Output all lines exactly.

::: Entries provided

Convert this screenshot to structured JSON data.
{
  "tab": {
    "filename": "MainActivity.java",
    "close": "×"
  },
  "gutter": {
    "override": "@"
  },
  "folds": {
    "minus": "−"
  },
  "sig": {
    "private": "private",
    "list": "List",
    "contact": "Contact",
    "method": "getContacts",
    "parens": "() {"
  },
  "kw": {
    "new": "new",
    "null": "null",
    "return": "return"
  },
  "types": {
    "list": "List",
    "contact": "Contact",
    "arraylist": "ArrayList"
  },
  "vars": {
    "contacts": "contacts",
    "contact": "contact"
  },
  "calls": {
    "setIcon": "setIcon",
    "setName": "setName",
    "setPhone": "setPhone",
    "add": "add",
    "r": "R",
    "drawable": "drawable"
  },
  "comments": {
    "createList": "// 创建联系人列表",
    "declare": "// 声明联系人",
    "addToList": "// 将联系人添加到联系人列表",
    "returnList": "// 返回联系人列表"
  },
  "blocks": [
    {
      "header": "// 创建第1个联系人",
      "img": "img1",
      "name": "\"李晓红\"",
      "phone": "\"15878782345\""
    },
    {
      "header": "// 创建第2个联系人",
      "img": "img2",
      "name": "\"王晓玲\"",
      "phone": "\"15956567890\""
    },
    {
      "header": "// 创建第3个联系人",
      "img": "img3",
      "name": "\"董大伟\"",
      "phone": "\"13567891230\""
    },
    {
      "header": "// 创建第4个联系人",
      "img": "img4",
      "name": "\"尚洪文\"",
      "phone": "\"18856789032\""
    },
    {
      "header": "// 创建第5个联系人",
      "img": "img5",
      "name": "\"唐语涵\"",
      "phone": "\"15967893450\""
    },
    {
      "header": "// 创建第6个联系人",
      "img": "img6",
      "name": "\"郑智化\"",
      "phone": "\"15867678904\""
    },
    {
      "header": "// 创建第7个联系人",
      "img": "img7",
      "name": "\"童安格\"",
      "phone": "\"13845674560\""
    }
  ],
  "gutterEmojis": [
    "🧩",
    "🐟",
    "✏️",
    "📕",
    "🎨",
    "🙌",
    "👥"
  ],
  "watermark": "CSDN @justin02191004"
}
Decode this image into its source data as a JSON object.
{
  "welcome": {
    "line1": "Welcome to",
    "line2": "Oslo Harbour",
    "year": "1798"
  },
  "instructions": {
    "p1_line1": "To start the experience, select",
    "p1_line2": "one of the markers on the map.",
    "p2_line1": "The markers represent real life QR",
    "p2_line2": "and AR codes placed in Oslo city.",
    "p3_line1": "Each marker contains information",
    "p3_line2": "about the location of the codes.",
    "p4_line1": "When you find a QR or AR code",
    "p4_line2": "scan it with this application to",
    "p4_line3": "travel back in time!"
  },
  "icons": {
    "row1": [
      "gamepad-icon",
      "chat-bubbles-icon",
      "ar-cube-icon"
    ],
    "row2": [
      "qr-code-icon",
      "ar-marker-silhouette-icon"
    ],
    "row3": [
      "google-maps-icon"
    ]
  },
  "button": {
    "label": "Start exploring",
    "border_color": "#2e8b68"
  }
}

::::::

-- Answer to the exercise --
Convert this screenshot to structured JSON data.
{
  "tab": {
    "filename": "MainActivity.java",
    "close": "×"
  },
  "gutter": {
    "override": "@"
  },
  "folds": {
    "minus": "−"
  },
  "sig": {
    "private": "private",
    "list": "List",
    "contact": "Contact",
    "method": "getContacts",
    "parens": "() {"
  },
  "kw": {
    "new": "new",
    "null": "null",
    "return": "return"
  },
  "types": {
    "list": "List",
    "contact": "Contact",
    "arraylist": "ArrayList"
  },
  "vars": {
    "contacts": "contacts",
    "contact": "contact"
  },
  "calls": {
    "setIcon": "setIcon",
    "setName": "setName",
    "setPhone": "setPhone",
    "add": "add",
    "r": "R",
    "drawable": "drawable"
  },
  "comments": {
    "createList": "// 创建联系人列表",
    "declare": "// 声明联系人",
    "addToList": "// 将联系人添加到联系人列表",
    "returnList": "// 返回联系人列表"
  },
  "blocks": [
    {
      "header": "// 创建第1个联系人",
      "img": "img1",
      "name": "\"李晓红\"",
      "phone": "\"15878782345\""
    },
    {
      "header": "// 创建第2个联系人",
      "img": "img2",
      "name": "\"王晓玲\"",
      "phone": "\"15956567890\""
    },
    {
      "header": "// 创建第3个联系人",
      "img": "img3",
      "name": "\"董大伟\"",
      "phone": "\"13567891230\""
    },
    {
      "header": "// 创建第4个联系人",
      "img": "img4",
      "name": "\"尚洪文\"",
      "phone": "\"18856789032\""
    },
    {
      "header": "// 创建第5个联系人",
      "img": "img5",
      "name": "\"唐语涵\"",
      "phone": "\"15967893450\""
    },
    {
      "header": "// 创建第6个联系人",
      "img": "img6",
      "name": "\"郑智化\"",
      "phone": "\"15867678904\""
    },
    {
      "header": "// 创建第7个联系人",
      "img": "img7",
      "name": "\"童安格\"",
      "phone": "\"13845674560\""
    }
  ],
  "gutterEmojis": [
    "🧩",
    "🐟",
    "✏️",
    "📕",
    "🎨",
    "🙌",
    "👥"
  ],
  "watermark": "CSDN @justin02191004"
}
Decode this image into its source data as a JSON object.
{
  "welcome": {
    "line1": "Welcome to",
    "line2": "Oslo Harbour",
    "year": "1798"
  },
  "instructions": {
    "p1_line1": "To start the experience, select",
    "p1_line2": "one of the markers on the map.",
    "p2_line1": "The markers represent real life QR",
    "p2_line2": "and AR codes placed in Oslo city.",
    "p3_line1": "Each marker contains information",
    "p3_line2": "about the location of the codes.",
    "p4_line1": "When you find a QR or AR code",
    "p4_line2": "scan it with this application to",
    "p4_line3": "travel back in time!"
  },
  "icons": {
    "row1": [
      "gamepad-icon",
      "chat-bubbles-icon",
      "ar-cube-icon"
    ],
    "row2": [
      "qr-code-icon",
      "ar-marker-silhouette-icon"
    ],
    "row3": [
      "google-maps-icon"
    ]
  },
  "button": {
    "label": "Start exploring",
    "border_color": "#2e8b68"
  }
}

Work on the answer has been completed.